→ **Exercise input**
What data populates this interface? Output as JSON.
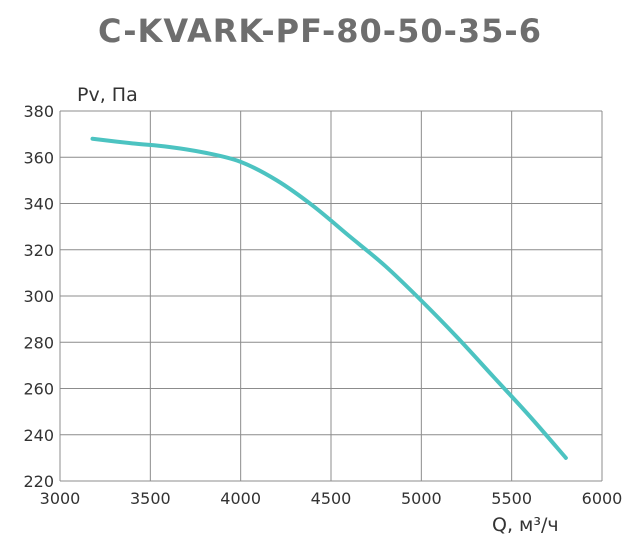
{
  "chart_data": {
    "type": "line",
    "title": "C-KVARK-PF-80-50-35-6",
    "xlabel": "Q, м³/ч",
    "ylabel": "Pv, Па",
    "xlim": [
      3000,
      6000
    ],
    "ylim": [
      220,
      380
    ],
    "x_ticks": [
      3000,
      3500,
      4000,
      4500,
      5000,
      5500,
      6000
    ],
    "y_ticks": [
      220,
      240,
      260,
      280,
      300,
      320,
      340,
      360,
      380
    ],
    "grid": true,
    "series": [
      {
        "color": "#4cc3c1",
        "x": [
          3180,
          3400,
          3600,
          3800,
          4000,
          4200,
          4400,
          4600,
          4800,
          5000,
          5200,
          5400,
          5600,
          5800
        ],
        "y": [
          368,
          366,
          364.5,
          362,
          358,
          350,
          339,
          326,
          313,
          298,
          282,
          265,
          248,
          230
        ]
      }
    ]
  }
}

--

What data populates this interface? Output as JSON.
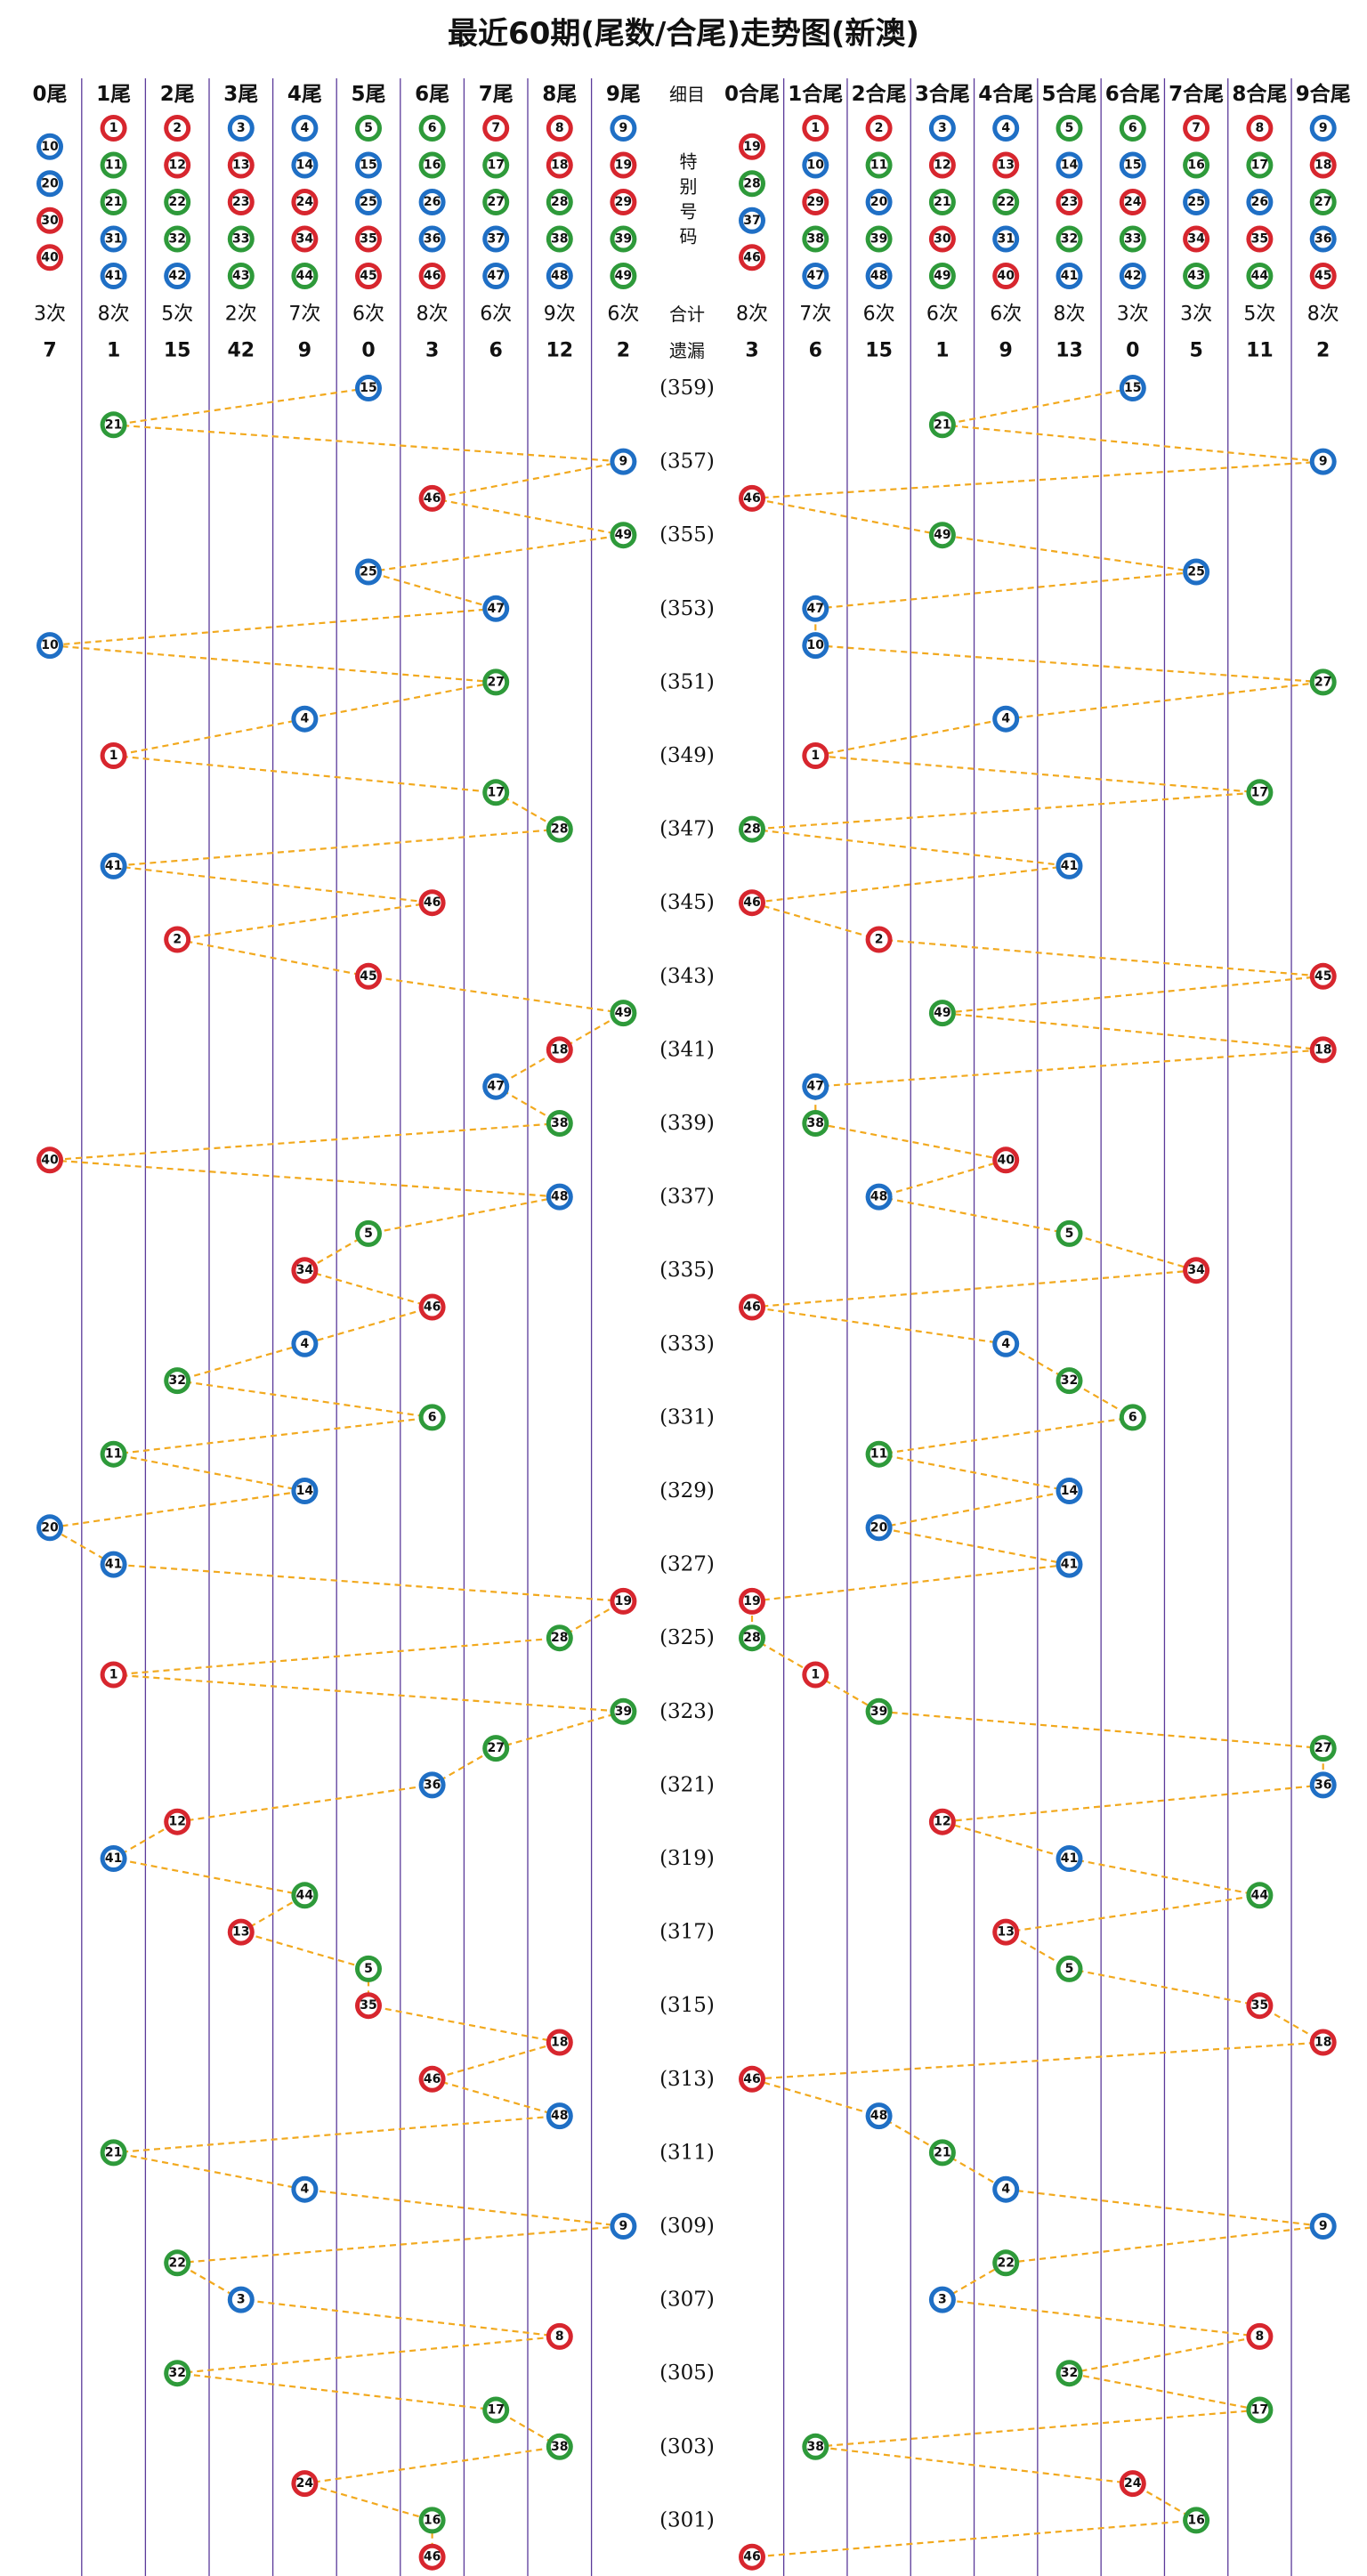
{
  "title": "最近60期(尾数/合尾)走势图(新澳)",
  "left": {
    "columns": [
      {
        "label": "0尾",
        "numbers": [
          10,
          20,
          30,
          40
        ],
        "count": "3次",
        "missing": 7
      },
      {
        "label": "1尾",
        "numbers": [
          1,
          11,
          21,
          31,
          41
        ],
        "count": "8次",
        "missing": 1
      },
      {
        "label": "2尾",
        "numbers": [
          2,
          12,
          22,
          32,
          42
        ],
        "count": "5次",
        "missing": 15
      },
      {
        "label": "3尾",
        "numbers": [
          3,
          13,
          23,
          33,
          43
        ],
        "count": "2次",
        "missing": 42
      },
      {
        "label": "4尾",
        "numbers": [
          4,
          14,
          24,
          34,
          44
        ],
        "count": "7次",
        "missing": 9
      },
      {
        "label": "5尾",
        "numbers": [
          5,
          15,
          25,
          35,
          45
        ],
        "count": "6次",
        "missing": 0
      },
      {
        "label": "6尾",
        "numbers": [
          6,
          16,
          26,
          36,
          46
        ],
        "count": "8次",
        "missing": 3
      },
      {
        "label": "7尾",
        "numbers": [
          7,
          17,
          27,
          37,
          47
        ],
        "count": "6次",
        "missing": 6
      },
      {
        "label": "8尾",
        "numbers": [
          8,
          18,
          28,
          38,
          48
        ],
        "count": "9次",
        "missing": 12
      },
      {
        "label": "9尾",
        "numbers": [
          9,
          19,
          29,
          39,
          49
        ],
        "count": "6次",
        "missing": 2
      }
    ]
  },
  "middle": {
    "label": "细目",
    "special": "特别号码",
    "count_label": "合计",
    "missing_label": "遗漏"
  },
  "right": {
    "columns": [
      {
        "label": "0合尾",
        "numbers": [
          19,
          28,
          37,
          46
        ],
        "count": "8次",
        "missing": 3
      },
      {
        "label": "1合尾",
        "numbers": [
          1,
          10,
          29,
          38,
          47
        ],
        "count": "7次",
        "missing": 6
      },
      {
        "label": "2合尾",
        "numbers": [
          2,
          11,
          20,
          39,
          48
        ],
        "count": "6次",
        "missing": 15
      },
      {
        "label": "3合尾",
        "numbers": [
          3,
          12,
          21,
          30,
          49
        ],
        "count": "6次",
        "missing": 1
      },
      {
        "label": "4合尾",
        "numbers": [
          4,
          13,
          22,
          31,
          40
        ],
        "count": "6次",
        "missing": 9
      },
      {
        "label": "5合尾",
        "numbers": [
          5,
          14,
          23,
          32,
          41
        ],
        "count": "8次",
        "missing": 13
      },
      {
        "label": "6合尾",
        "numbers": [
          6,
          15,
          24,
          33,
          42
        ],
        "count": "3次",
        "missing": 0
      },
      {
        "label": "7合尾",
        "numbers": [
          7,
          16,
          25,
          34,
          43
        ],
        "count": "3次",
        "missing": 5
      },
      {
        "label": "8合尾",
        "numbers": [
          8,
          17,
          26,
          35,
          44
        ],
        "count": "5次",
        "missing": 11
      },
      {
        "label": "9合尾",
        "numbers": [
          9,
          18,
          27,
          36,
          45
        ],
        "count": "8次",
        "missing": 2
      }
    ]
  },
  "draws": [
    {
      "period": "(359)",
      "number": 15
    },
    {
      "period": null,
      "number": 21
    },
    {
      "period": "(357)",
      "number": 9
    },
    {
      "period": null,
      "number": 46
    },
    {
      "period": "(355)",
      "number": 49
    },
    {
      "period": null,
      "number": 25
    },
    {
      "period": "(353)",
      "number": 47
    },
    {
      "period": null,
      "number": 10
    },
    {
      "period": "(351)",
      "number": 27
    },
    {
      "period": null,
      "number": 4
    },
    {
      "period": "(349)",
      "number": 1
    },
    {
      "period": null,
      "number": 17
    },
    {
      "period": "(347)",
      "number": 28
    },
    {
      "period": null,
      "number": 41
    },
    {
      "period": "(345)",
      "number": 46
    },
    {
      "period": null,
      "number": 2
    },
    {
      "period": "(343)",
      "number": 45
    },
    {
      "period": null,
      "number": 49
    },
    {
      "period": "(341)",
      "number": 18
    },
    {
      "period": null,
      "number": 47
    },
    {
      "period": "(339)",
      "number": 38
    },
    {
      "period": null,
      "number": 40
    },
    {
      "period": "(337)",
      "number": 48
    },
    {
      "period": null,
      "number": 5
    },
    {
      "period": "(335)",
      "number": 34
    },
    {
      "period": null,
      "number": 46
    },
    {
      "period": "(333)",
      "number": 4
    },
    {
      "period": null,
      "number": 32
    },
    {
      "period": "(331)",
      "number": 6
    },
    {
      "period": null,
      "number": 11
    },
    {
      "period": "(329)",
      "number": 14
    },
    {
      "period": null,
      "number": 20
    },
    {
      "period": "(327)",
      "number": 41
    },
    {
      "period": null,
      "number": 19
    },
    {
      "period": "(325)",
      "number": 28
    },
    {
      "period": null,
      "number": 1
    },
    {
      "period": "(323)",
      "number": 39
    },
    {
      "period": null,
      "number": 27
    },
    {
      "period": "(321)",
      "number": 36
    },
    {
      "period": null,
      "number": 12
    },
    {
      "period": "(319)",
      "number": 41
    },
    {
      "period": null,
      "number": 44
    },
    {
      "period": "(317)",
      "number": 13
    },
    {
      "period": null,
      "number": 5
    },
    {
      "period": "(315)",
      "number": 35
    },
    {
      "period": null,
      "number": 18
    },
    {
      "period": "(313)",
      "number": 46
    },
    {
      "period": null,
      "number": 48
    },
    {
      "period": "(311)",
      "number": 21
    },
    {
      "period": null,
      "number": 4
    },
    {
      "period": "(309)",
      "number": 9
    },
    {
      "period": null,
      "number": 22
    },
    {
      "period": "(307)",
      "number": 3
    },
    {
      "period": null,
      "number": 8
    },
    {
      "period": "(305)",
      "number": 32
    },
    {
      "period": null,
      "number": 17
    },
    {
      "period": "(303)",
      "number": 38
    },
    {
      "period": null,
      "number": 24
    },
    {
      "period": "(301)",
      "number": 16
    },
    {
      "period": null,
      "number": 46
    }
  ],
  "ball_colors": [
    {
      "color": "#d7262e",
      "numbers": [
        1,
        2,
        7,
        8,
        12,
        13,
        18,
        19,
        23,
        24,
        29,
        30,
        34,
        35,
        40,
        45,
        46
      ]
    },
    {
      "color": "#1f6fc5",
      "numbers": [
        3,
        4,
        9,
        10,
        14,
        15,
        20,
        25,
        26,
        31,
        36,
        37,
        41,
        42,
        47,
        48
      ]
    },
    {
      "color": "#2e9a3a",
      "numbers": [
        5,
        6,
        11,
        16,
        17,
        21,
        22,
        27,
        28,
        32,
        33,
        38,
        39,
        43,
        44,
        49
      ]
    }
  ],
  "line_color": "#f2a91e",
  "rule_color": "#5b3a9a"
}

→ **Required work**
Each line above that holds the string "title" should be copied and shown.

→ **Response for this exercise**
    "title": "C-KVARK-PF-80-50-35-6",
  "title": "最近60期(尾数/合尾)走势图(新澳)",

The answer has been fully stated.